Recorded data
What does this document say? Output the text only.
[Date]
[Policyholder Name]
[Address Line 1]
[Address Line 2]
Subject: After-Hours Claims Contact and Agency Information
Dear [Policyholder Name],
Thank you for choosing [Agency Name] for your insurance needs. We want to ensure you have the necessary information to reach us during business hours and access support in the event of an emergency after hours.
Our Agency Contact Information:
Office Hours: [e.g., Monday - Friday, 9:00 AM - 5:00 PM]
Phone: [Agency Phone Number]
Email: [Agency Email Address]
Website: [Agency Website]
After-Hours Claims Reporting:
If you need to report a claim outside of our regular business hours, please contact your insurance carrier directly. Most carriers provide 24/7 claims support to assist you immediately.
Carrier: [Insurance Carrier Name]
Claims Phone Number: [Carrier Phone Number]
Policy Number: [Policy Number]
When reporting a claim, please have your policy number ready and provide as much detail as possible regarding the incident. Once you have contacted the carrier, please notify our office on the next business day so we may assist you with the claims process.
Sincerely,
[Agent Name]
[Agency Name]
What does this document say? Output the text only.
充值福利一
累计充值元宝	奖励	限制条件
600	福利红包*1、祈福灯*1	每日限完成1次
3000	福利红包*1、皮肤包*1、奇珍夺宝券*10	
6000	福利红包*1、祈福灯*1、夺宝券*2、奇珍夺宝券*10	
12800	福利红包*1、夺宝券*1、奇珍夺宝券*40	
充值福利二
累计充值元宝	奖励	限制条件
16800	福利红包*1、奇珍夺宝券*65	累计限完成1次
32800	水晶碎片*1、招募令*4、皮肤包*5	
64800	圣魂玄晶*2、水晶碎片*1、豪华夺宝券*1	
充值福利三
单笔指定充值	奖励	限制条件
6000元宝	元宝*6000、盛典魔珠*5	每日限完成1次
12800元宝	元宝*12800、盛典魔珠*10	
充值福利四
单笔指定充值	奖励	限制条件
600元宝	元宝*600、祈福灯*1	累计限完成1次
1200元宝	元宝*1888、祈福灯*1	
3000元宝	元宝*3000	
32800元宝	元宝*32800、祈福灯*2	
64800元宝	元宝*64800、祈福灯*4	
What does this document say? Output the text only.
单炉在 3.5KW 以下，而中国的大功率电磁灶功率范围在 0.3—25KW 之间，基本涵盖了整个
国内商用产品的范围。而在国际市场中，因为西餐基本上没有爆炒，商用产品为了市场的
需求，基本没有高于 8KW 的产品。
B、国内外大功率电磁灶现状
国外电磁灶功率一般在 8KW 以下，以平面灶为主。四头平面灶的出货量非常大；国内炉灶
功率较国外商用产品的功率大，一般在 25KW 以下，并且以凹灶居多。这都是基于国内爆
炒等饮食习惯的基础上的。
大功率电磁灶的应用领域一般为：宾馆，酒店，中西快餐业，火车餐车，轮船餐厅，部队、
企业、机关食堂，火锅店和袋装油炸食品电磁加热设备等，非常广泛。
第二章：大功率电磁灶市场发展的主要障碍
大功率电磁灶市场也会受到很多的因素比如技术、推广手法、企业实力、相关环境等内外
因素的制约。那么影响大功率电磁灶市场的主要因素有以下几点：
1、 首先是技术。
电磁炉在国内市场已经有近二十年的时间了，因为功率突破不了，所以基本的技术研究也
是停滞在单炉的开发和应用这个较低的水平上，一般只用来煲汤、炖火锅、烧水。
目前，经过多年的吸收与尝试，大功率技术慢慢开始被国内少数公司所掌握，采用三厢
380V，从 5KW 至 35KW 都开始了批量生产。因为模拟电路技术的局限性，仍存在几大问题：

**The exercise**
Write out every entry word for word.

**Response**
What does this document say? Output the text only.
[Date]
[Policyholder Name]
[Address Line 1]
[Address Line 2]
Subject: After-Hours Claims Contact and Agency Information
Dear [Policyholder Name],
Thank you for choosing [Agency Name] for your insurance needs. We want to ensure you have the necessary information to reach us during business hours and access support in the event of an emergency after hours.
Our Agency Contact Information:
Office Hours: [e.g., Monday - Friday, 9:00 AM - 5:00 PM]
Phone: [Agency Phone Number]
Email: [Agency Email Address]
Website: [Agency Website]
After-Hours Claims Reporting:
If you need to report a claim outside of our regular business hours, please contact your insurance carrier directly. Most carriers provide 24/7 claims support to assist you immediately.
Carrier: [Insurance Carrier Name]
Claims Phone Number: [Carrier Phone Number]
Policy Number: [Policy Number]
When reporting a claim, please have your policy number ready and provide as much detail as possible regarding the incident. Once you have contacted the carrier, please notify our office on the next business day so we may assist you with the claims process.
Sincerely,
[Agent Name]
[Agency Name]
What does this document say? Output the text only.
充值福利一
累计充值元宝	奖励	限制条件
600	福利红包*1、祈福灯*1	每日限完成1次
3000	福利红包*1、皮肤包*1、奇珍夺宝券*10	
6000	福利红包*1、祈福灯*1、夺宝券*2、奇珍夺宝券*10	
12800	福利红包*1、夺宝券*1、奇珍夺宝券*40	
充值福利二
累计充值元宝	奖励	限制条件
16800	福利红包*1、奇珍夺宝券*65	累计限完成1次
32800	水晶碎片*1、招募令*4、皮肤包*5	
64800	圣魂玄晶*2、水晶碎片*1、豪华夺宝券*1	
充值福利三
单笔指定充值	奖励	限制条件
6000元宝	元宝*6000、盛典魔珠*5	每日限完成1次
12800元宝	元宝*12800、盛典魔珠*10	
充值福利四
单笔指定充值	奖励	限制条件
600元宝	元宝*600、祈福灯*1	累计限完成1次
1200元宝	元宝*1888、祈福灯*1	
3000元宝	元宝*3000	
32800元宝	元宝*32800、祈福灯*2	
64800元宝	元宝*64800、祈福灯*4	
What does this document say? Output the text only.
单炉在 3.5KW 以下，而中国的大功率电磁灶功率范围在 0.3—25KW 之间，基本涵盖了整个
国内商用产品的范围。而在国际市场中，因为西餐基本上没有爆炒，商用产品为了市场的
需求，基本没有高于 8KW 的产品。
B、国内外大功率电磁灶现状
国外电磁灶功率一般在 8KW 以下，以平面灶为主。四头平面灶的出货量非常大；国内炉灶
功率较国外商用产品的功率大，一般在 25KW 以下，并且以凹灶居多。这都是基于国内爆
炒等饮食习惯的基础上的。
大功率电磁灶的应用领域一般为：宾馆，酒店，中西快餐业，火车餐车，轮船餐厅，部队、
企业、机关食堂，火锅店和袋装油炸食品电磁加热设备等，非常广泛。
第二章：大功率电磁灶市场发展的主要障碍
大功率电磁灶市场也会受到很多的因素比如技术、推广手法、企业实力、相关环境等内外
因素的制约。那么影响大功率电磁灶市场的主要因素有以下几点：
1、 首先是技术。
电磁炉在国内市场已经有近二十年的时间了，因为功率突破不了，所以基本的技术研究也
是停滞在单炉的开发和应用这个较低的水平上，一般只用来煲汤、炖火锅、烧水。
目前，经过多年的吸收与尝试，大功率技术慢慢开始被国内少数公司所掌握，采用三厢
380V，从 5KW 至 35KW 都开始了批量生产。因为模拟电路技术的局限性，仍存在几大问题：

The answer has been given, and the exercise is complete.